GIVEN TASK >>
Determine the number of lines in the data that include the word "name", and write only that number.
* START SUPPLIED DATA *
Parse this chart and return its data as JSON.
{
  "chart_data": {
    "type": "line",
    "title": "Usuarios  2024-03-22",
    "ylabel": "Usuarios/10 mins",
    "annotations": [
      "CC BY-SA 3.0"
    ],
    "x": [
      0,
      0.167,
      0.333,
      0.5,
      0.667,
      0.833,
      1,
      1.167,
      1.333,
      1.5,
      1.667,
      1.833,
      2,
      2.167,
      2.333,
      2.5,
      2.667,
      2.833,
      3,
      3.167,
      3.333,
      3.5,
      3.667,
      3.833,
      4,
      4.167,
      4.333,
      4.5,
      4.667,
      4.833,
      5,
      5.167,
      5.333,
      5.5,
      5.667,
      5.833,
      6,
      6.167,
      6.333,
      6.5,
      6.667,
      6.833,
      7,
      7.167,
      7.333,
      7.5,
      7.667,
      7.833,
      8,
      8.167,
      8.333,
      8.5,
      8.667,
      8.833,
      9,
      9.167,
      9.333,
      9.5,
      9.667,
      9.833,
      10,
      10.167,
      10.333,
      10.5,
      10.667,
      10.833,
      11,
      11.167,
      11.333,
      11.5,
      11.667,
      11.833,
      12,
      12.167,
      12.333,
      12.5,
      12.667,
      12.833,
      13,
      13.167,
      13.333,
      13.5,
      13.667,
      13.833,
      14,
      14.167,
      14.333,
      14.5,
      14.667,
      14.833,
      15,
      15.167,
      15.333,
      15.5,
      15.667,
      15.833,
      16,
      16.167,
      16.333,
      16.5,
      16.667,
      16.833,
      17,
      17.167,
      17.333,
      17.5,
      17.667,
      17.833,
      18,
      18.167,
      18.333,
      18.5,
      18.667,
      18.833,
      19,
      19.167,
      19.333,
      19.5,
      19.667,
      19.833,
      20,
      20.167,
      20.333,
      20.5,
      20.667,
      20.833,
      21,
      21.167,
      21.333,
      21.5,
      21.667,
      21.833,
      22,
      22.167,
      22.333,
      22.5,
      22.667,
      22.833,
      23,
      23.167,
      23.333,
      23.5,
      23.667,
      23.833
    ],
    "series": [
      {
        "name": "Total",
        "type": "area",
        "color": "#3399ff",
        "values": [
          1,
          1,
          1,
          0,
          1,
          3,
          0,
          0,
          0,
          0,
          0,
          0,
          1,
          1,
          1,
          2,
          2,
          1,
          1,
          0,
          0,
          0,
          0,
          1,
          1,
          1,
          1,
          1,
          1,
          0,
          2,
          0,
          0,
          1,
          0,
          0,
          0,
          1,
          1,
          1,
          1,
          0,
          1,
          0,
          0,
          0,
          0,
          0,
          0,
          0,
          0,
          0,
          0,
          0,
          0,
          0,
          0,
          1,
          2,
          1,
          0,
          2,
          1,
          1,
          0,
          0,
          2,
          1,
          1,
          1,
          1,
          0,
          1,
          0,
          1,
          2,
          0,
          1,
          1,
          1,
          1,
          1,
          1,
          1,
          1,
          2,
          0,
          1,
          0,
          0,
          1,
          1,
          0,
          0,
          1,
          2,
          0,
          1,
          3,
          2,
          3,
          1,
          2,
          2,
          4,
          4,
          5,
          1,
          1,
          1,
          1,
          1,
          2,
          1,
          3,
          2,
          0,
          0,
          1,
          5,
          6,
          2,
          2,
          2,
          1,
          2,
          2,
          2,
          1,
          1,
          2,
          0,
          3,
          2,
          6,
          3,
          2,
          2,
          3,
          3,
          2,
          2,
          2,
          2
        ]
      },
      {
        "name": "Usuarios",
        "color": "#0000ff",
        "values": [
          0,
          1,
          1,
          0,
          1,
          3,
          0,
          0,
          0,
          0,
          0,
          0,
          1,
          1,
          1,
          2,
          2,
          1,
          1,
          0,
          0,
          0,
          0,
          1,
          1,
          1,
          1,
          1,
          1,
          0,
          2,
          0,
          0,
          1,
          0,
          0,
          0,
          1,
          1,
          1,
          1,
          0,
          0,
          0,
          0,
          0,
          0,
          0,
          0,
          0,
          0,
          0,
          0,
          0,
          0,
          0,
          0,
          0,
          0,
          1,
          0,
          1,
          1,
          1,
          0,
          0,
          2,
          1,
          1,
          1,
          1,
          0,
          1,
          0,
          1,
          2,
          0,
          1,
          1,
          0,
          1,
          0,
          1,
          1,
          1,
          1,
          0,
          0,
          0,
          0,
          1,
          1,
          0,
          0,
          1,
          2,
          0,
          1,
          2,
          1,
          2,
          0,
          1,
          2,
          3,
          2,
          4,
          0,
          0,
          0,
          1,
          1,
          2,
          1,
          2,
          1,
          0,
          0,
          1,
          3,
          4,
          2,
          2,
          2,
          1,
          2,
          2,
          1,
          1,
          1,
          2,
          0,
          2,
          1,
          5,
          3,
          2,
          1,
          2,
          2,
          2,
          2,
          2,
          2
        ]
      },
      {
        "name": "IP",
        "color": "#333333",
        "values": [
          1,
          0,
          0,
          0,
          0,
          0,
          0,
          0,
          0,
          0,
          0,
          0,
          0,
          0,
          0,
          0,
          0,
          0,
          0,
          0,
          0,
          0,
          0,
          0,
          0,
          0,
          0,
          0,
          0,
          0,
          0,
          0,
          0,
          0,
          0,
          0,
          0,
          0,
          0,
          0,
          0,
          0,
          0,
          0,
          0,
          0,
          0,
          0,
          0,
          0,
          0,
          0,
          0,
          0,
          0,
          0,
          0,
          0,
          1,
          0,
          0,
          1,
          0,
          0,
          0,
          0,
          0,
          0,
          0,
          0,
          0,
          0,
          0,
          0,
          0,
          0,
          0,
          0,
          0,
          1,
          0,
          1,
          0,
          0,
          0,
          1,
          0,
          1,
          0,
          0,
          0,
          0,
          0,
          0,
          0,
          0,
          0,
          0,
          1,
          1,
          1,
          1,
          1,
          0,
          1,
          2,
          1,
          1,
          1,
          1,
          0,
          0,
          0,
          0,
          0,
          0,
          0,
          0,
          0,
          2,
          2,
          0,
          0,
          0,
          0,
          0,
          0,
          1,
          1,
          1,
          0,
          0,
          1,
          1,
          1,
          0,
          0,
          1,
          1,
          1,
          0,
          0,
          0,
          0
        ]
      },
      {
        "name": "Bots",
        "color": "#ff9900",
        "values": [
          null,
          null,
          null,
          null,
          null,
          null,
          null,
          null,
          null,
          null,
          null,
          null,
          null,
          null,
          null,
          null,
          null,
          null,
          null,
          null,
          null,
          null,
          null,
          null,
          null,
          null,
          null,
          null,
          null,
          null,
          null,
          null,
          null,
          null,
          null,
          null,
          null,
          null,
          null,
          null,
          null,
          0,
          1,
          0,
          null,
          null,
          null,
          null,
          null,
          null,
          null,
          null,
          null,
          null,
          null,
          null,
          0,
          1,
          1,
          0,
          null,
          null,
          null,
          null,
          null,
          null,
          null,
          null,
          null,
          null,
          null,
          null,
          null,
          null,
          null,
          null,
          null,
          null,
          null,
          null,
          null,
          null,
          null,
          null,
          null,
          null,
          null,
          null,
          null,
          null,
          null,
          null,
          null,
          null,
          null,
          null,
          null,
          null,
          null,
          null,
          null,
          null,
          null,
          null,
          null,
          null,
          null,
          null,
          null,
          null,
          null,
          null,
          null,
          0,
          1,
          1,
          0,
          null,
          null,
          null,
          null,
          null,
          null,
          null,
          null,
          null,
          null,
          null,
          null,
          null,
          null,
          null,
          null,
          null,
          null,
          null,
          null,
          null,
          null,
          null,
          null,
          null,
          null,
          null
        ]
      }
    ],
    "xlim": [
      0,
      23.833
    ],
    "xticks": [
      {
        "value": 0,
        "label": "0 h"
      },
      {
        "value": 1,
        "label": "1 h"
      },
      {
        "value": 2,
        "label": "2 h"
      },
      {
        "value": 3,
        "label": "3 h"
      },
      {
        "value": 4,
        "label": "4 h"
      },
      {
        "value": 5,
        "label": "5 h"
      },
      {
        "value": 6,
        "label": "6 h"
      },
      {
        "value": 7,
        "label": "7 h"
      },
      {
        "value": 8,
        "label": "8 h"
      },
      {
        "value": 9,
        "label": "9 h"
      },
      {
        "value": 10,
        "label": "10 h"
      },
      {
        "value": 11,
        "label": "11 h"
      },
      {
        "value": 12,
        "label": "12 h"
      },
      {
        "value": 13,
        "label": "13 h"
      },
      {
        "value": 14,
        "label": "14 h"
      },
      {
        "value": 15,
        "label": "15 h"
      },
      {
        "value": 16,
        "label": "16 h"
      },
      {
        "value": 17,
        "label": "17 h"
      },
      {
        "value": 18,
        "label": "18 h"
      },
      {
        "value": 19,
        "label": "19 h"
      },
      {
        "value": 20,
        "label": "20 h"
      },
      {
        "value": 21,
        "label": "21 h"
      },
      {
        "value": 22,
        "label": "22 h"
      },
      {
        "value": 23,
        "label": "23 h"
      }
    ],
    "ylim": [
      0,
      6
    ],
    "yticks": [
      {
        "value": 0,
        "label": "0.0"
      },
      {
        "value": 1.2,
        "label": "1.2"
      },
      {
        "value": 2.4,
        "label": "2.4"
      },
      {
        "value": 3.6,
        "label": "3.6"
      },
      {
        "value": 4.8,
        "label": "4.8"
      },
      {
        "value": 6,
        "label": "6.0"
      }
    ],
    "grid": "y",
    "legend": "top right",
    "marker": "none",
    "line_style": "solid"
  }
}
* END SUPPLIED DATA *
OUTPUT >>
4